**Goal:** Compute how many lines in the entries below contain "xlabel", and output nothing but the number.

• • •

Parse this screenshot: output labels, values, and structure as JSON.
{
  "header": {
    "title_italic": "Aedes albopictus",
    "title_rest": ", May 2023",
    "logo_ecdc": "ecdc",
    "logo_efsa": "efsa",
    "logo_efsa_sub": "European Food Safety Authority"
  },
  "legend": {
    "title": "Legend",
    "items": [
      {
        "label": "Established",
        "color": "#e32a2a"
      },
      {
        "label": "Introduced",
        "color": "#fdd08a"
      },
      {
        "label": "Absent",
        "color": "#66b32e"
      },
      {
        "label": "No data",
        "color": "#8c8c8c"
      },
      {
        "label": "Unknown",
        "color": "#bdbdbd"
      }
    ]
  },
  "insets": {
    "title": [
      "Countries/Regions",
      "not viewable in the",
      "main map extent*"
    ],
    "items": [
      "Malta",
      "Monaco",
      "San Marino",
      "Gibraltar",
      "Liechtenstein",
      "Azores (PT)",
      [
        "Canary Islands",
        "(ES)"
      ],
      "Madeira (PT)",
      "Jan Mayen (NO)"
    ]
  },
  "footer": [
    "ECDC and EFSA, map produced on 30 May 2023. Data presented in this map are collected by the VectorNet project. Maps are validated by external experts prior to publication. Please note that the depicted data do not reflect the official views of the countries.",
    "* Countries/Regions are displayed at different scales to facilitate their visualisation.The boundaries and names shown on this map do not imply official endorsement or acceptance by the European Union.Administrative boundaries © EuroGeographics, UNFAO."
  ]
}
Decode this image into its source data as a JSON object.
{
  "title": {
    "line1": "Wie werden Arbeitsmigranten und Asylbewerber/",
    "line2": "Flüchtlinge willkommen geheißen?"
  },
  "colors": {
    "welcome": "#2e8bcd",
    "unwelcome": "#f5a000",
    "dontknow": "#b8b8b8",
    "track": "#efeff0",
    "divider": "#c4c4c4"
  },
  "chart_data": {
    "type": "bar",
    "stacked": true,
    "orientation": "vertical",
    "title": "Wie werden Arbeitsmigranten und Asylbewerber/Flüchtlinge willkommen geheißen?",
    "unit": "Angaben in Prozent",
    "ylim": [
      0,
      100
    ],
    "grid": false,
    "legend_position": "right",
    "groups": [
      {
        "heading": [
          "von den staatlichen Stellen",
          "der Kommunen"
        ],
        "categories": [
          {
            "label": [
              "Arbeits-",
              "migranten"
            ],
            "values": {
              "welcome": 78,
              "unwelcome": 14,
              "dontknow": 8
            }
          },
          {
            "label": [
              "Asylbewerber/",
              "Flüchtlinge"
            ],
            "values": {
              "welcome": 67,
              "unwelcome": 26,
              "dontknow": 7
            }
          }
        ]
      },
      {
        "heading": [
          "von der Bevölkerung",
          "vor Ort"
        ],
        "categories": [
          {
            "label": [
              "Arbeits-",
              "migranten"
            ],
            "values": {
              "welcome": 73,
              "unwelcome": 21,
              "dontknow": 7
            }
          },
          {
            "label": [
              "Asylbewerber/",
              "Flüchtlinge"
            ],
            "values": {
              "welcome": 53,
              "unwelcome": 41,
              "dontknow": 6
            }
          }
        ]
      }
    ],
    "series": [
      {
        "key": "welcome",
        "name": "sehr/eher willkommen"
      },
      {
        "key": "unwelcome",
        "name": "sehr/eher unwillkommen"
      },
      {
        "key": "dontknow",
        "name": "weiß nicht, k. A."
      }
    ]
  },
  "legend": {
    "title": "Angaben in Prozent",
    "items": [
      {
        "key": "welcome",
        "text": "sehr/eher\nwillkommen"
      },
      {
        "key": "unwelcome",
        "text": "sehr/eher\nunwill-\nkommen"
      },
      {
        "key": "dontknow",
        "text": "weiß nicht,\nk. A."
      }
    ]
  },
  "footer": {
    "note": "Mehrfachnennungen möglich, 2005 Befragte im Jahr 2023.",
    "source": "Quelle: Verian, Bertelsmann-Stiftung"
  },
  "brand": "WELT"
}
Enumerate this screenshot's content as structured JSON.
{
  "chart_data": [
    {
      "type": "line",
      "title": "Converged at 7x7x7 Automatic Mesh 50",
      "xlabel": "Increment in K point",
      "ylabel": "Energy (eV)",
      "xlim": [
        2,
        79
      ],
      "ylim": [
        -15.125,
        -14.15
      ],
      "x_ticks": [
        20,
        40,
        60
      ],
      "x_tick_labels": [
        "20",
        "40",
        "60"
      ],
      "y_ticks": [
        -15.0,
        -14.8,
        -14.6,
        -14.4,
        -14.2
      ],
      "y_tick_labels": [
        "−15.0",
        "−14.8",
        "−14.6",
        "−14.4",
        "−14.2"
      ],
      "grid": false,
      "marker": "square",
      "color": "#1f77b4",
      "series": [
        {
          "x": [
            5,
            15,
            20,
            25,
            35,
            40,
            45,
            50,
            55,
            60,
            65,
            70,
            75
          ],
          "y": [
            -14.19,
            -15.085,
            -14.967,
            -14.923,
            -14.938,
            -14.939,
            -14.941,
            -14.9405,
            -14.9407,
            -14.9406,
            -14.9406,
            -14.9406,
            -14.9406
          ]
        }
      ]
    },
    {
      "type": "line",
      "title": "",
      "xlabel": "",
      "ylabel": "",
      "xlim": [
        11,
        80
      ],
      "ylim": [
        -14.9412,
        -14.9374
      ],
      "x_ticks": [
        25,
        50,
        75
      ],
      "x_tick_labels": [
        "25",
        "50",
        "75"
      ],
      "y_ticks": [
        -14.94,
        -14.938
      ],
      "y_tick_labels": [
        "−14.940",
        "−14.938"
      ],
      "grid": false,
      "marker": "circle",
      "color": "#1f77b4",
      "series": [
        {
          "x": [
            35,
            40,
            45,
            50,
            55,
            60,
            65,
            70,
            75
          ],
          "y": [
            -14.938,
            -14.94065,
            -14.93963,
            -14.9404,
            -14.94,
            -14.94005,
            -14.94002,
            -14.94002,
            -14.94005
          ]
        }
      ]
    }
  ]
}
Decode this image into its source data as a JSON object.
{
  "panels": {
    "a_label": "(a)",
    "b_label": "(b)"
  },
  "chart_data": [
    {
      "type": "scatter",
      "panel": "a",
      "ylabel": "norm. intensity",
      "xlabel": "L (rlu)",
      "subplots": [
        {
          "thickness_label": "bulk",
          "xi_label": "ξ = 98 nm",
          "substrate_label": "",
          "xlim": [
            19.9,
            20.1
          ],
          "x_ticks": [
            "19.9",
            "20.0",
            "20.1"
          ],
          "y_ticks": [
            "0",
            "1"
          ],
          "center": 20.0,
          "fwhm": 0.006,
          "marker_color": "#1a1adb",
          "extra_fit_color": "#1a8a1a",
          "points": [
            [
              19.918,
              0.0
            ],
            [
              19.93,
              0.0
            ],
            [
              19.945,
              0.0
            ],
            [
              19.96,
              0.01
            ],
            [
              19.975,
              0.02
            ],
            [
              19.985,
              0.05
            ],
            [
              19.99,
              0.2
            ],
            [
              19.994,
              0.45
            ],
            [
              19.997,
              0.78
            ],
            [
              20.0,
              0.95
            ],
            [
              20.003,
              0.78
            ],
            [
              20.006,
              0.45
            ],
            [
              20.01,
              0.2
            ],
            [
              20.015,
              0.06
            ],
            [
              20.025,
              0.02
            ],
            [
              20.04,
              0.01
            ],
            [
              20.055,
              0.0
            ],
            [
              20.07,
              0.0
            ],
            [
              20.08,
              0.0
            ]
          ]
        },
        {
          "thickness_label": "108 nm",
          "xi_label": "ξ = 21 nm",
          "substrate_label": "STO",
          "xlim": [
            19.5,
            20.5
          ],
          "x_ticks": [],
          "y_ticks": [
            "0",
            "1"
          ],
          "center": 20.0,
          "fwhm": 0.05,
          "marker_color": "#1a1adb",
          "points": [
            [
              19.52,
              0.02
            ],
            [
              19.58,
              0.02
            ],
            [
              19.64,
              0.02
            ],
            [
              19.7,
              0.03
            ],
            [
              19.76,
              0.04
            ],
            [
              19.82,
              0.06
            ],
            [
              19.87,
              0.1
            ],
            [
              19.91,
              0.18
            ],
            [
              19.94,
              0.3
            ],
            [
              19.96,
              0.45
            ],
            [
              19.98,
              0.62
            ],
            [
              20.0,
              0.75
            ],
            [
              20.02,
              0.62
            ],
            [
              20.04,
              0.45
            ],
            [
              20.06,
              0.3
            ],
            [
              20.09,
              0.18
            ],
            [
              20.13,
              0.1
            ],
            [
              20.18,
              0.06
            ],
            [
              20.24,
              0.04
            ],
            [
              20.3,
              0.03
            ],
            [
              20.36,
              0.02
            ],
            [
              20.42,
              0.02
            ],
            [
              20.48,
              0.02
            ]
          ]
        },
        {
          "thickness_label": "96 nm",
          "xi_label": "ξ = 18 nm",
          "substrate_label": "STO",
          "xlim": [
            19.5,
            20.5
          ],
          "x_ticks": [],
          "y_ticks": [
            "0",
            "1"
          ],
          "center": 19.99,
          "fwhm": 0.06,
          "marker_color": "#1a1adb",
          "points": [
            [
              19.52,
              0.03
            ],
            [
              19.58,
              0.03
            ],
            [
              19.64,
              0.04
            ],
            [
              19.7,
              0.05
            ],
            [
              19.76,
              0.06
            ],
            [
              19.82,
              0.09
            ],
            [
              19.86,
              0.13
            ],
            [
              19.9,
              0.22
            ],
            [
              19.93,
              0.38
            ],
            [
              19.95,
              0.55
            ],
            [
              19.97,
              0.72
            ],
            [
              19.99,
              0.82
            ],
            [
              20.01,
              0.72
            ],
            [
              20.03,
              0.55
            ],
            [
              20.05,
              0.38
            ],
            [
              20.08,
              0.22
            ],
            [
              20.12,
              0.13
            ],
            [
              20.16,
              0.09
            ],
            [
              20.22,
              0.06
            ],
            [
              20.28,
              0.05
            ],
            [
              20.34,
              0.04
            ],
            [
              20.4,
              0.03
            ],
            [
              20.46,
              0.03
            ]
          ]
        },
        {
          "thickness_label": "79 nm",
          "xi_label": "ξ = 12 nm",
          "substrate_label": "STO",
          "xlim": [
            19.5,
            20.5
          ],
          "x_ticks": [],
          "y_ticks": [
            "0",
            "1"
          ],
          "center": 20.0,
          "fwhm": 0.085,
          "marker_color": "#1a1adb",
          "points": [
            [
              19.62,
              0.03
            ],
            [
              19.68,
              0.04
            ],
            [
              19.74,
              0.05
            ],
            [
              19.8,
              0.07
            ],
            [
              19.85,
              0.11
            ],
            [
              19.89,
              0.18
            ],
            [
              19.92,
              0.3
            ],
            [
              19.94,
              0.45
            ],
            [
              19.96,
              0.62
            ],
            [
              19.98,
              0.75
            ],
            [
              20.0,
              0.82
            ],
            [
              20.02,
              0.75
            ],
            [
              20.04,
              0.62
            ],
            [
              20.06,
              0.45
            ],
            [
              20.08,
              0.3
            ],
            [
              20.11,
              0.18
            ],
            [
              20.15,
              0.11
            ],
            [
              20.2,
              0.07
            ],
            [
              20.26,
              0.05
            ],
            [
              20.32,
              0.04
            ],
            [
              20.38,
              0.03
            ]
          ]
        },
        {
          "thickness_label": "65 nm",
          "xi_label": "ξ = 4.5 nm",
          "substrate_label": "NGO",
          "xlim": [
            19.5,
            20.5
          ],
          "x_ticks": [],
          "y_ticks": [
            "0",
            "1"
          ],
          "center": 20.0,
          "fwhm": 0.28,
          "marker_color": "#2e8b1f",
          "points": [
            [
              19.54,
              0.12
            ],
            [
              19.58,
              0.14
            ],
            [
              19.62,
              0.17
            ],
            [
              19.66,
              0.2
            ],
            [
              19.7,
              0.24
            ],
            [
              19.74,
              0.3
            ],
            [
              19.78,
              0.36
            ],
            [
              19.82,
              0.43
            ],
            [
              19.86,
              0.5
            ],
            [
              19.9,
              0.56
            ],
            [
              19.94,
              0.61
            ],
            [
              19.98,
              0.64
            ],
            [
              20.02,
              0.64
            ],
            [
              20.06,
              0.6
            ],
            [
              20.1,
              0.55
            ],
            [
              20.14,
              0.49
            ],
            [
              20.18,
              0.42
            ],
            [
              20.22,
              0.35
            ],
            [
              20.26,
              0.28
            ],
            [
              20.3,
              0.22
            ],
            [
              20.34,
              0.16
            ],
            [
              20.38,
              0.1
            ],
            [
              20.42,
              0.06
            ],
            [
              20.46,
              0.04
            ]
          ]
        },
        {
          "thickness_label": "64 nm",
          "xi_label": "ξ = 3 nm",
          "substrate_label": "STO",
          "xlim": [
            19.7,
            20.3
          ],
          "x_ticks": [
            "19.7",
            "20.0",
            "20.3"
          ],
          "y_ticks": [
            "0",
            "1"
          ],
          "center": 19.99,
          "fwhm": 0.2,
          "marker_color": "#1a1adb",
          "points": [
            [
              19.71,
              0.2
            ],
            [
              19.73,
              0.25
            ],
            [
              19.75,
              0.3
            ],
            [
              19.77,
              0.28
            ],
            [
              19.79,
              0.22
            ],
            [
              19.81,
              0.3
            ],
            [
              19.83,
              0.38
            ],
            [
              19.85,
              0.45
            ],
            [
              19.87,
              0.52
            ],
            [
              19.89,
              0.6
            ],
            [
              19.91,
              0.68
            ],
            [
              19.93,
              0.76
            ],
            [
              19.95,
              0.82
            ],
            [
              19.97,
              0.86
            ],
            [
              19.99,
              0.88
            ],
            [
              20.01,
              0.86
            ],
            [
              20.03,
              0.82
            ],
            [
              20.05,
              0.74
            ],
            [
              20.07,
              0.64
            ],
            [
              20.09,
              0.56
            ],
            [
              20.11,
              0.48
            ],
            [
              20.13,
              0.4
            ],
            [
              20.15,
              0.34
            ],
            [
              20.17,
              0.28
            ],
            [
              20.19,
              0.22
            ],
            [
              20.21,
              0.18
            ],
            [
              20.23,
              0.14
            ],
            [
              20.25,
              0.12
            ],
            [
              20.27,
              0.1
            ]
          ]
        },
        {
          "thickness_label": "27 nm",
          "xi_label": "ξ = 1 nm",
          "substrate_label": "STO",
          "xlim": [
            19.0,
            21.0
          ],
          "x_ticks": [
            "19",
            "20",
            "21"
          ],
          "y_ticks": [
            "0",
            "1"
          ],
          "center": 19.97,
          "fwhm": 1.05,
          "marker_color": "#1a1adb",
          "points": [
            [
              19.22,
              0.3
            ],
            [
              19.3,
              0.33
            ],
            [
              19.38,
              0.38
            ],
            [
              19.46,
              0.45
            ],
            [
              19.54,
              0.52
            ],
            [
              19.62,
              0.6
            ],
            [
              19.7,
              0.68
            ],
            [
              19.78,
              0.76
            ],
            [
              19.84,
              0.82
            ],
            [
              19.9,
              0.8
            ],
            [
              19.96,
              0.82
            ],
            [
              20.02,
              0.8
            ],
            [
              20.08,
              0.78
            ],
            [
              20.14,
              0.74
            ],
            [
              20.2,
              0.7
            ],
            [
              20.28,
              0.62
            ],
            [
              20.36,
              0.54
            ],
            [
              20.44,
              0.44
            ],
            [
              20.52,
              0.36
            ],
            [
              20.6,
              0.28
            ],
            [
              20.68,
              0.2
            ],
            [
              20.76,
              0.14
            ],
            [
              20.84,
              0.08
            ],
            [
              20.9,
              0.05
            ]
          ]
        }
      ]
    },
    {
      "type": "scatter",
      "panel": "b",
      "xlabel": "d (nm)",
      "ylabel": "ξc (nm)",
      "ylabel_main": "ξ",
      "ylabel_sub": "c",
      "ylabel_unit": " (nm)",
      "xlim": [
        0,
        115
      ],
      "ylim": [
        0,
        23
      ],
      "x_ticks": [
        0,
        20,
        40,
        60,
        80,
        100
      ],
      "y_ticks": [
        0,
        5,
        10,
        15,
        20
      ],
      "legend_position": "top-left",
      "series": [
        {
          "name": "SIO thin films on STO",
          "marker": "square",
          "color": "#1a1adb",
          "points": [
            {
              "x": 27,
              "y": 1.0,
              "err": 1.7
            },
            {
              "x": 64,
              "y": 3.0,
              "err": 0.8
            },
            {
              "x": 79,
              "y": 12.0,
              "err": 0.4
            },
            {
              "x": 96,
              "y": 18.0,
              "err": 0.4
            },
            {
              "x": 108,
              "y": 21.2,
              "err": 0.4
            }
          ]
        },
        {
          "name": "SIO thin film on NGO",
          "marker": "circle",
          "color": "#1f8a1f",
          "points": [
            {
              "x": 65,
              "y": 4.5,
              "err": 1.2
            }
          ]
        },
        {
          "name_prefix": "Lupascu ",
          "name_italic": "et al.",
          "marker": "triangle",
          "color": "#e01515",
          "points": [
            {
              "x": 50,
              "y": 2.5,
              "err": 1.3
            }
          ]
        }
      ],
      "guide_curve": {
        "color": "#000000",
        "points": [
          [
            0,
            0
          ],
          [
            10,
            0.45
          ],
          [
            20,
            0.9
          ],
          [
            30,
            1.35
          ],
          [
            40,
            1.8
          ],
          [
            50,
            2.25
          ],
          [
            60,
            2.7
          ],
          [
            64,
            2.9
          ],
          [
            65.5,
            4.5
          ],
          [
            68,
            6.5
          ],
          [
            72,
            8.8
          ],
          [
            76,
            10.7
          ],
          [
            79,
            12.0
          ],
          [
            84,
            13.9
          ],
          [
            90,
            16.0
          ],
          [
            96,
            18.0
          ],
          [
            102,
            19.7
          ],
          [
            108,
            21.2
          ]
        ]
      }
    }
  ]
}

• • •

**Answer to the exercise:** 4